Exercise >> Copy each line that contains the string "Seaweed".

──────────

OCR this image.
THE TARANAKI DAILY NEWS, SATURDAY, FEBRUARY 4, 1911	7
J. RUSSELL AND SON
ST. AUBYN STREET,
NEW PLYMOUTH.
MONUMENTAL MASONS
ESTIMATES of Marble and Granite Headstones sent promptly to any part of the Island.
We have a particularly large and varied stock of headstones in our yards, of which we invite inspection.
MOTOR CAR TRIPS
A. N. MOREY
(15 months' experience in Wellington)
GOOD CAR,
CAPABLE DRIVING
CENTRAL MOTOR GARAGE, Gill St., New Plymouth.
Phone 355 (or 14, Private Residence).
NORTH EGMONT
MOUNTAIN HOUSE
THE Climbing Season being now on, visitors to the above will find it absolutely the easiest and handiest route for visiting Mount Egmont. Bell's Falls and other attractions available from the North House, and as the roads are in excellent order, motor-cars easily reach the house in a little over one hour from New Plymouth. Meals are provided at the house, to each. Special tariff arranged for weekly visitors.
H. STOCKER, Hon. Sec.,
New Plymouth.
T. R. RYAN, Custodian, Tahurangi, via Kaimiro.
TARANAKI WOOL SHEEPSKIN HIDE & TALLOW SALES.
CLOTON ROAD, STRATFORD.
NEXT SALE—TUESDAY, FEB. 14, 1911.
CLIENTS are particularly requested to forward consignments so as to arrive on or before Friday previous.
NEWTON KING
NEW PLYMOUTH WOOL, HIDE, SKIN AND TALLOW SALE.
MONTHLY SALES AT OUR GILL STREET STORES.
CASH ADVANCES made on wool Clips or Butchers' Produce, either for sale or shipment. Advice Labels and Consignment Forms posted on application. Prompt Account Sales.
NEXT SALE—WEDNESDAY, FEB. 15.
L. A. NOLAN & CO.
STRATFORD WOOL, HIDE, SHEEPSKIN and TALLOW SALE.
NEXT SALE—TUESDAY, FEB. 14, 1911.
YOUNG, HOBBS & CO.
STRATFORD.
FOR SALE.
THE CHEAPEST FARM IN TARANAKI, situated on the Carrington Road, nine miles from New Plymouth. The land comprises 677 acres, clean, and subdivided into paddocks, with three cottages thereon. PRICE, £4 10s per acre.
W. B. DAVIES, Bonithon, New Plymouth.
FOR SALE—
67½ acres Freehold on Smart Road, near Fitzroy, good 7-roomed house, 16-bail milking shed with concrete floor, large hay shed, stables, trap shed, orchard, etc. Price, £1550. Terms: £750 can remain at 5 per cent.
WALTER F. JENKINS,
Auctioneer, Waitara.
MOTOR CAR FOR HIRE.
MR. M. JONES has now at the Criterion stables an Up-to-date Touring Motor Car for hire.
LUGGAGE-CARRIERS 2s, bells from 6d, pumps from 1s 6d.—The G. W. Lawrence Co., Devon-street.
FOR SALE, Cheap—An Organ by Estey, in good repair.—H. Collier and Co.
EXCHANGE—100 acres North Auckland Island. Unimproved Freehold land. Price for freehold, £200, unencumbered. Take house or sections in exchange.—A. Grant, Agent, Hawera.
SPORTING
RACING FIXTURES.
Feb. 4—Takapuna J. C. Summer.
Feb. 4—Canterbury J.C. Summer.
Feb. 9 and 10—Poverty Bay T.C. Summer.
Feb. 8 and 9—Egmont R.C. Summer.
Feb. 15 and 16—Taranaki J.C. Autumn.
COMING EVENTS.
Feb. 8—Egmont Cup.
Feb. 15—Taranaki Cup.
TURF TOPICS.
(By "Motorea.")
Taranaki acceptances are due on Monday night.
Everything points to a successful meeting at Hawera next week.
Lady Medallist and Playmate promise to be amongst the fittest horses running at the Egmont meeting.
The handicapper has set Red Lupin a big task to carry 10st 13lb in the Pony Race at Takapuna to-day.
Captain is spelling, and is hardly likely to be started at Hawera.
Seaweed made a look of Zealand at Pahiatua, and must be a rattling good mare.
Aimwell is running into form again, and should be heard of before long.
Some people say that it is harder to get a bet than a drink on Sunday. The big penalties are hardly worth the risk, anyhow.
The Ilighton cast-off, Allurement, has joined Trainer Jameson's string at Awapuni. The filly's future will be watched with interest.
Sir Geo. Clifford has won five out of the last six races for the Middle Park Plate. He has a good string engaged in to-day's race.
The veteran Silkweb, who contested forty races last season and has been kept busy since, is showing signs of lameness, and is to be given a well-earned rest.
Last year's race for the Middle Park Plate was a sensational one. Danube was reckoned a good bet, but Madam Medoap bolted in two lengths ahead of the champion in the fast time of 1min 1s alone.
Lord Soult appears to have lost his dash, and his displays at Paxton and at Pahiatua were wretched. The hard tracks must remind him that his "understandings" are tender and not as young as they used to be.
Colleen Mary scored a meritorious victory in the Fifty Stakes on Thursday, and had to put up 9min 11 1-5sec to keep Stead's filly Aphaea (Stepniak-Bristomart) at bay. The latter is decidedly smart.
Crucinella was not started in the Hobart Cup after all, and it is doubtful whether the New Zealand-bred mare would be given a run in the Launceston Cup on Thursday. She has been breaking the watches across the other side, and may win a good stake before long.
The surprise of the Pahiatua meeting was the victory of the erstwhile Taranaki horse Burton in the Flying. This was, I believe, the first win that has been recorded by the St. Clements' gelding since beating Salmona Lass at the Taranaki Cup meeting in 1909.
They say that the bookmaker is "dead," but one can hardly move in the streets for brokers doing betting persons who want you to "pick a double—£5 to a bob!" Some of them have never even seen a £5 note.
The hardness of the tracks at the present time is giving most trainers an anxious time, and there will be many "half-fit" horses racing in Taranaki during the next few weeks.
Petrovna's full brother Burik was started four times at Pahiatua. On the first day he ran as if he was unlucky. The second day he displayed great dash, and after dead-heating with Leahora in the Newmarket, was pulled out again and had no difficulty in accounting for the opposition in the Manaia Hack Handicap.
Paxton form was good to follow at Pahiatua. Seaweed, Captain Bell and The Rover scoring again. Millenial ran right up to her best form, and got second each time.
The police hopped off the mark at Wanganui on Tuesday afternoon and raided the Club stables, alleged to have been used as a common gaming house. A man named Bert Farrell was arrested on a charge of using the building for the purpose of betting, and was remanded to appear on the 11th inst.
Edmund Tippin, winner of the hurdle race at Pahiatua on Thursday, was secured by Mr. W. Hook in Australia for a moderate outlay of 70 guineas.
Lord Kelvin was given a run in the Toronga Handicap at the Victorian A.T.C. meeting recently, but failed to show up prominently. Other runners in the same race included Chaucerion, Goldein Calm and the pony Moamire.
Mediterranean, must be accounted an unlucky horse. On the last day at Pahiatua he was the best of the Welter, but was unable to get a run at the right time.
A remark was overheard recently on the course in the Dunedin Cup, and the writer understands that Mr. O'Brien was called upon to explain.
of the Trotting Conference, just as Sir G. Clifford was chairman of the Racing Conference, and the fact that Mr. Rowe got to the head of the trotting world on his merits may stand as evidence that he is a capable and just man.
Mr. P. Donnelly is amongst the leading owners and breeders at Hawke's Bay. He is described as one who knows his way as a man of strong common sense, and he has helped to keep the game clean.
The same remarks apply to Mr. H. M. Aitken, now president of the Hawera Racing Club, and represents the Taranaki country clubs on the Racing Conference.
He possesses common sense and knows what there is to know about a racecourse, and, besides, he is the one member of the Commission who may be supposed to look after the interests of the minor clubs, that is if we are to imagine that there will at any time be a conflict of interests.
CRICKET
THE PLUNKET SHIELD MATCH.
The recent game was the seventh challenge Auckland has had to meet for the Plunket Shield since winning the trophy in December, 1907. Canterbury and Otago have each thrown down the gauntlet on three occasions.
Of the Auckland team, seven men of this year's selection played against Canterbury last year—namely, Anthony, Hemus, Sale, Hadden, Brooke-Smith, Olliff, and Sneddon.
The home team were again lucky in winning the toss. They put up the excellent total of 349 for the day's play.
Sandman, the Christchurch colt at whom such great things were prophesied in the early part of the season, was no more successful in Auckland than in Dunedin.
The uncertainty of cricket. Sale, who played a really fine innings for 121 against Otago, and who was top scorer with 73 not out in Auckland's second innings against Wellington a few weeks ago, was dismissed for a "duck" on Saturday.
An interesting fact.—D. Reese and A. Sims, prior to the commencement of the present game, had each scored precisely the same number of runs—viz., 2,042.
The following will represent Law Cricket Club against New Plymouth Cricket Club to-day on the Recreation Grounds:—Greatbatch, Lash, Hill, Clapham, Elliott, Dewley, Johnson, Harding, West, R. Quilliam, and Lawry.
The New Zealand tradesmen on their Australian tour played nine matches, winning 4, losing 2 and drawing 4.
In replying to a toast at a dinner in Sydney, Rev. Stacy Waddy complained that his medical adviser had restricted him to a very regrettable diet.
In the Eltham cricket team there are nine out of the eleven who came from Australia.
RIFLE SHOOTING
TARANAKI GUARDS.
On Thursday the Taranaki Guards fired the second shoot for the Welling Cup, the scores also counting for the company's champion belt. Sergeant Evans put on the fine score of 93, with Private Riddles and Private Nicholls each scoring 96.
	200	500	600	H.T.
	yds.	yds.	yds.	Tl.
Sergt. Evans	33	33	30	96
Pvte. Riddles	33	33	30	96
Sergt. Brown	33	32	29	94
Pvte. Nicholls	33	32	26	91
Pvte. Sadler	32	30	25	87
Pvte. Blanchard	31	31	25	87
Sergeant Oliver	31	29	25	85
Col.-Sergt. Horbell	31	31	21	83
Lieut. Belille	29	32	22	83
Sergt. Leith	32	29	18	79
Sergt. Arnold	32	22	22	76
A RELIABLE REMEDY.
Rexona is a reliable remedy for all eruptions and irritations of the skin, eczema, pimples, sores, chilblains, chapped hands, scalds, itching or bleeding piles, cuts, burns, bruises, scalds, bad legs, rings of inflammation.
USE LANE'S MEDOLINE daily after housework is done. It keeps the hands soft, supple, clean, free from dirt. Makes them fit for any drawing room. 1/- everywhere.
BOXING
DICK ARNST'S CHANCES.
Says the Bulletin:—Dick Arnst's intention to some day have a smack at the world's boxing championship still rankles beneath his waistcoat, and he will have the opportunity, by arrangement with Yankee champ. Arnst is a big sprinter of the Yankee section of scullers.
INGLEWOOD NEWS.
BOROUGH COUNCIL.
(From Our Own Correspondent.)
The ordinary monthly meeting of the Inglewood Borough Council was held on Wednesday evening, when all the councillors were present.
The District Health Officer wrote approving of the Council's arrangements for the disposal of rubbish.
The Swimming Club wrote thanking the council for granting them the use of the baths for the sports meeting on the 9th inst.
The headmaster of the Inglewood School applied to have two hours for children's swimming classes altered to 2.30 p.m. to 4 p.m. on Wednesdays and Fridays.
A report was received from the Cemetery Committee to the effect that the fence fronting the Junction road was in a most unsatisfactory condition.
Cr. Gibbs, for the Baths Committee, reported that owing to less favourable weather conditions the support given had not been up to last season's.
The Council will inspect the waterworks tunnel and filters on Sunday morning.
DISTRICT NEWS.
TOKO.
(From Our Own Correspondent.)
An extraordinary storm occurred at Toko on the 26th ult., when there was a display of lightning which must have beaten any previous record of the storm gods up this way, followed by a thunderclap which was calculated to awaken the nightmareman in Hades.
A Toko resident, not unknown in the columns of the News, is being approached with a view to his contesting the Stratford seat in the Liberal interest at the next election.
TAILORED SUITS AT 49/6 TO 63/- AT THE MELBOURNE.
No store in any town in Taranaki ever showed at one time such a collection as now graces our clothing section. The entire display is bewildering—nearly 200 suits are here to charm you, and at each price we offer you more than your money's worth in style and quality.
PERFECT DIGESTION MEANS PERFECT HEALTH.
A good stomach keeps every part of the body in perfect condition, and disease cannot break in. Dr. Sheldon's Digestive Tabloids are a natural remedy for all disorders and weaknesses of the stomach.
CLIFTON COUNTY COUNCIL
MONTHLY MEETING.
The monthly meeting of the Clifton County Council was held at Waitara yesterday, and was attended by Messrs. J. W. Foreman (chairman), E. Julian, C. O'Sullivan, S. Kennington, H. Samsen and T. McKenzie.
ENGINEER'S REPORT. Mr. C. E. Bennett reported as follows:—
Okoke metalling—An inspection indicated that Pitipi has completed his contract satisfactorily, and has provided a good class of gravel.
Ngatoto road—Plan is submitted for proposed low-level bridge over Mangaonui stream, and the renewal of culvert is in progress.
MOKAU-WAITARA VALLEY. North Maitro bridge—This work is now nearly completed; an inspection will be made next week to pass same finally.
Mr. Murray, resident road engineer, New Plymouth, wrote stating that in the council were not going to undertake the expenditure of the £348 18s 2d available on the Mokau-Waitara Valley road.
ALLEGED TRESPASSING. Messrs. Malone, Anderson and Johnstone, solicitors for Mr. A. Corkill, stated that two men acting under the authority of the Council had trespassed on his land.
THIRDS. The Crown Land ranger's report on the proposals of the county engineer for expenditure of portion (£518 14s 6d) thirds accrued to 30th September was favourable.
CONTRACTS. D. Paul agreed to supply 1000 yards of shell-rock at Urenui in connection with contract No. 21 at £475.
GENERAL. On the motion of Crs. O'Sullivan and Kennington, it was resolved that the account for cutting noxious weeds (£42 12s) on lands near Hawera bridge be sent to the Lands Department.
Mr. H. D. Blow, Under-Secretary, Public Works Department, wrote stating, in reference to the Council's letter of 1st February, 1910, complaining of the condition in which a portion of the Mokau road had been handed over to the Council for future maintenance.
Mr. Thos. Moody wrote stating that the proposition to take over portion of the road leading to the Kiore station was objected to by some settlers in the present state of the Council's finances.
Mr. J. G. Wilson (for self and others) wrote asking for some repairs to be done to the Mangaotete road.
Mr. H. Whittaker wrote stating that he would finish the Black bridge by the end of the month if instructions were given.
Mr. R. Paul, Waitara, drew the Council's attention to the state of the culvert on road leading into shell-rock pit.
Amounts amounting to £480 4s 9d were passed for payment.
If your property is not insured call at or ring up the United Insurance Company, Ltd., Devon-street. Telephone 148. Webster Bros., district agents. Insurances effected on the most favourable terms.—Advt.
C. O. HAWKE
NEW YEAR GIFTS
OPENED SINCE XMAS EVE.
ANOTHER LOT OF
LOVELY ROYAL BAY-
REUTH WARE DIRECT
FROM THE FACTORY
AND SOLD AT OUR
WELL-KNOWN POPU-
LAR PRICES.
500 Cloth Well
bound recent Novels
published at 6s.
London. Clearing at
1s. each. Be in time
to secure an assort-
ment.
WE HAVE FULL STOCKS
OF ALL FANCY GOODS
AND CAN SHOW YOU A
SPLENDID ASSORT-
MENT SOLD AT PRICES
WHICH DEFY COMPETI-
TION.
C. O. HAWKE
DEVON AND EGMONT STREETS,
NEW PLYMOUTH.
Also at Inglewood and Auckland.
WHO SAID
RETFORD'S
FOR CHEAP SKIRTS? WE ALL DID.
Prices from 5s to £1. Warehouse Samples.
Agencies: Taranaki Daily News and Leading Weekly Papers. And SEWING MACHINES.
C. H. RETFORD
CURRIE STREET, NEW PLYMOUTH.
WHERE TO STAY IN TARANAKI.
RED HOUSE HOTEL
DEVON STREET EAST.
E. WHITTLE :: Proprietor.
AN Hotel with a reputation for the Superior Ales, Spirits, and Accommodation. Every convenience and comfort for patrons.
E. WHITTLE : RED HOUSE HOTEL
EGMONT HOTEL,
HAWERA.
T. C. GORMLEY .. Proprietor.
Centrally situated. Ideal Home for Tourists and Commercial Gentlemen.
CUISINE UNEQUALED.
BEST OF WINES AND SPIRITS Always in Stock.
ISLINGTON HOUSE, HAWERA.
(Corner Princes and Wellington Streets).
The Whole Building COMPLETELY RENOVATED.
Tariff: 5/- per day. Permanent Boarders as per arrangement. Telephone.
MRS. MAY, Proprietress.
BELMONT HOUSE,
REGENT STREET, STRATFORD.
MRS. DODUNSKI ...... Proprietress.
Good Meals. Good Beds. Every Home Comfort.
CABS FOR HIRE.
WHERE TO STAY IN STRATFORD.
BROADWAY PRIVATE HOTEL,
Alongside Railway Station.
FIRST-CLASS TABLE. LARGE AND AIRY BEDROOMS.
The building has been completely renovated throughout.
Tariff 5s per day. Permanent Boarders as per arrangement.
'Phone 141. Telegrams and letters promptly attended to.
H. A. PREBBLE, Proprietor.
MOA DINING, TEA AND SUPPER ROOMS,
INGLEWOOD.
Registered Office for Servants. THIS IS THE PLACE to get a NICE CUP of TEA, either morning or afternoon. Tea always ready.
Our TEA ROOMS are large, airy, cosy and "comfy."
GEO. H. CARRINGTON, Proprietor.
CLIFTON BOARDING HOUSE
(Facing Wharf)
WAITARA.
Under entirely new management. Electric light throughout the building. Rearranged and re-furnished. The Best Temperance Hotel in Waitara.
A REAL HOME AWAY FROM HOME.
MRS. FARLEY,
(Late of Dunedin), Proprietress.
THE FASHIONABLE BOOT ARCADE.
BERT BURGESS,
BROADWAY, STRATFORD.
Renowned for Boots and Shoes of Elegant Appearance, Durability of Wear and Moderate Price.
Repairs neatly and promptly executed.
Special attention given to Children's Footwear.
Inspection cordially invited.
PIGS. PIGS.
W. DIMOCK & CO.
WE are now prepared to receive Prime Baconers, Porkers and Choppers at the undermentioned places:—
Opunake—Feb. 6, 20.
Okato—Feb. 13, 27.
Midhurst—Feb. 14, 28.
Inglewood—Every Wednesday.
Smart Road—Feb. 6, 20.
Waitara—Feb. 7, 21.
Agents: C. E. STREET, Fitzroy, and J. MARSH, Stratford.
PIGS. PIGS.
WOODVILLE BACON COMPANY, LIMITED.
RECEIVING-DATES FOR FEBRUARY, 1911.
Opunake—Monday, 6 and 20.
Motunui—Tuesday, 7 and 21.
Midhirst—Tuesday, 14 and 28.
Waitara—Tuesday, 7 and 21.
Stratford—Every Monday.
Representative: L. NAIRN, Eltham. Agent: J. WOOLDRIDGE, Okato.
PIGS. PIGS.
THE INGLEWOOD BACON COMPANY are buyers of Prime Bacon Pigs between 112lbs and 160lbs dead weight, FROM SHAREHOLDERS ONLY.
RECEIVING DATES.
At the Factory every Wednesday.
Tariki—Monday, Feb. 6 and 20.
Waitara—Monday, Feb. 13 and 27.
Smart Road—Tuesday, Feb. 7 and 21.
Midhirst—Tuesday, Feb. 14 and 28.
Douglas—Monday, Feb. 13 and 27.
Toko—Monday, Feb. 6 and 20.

──────────

The result >>
Seaweed made a look of Zealand at Pahiatua, and must be a rattling good mare.
Paxton form was good to follow at Pahiatua. Seaweed, Captain Bell and The Rover scoring again. Millenial ran right up to her best form, and got second each time.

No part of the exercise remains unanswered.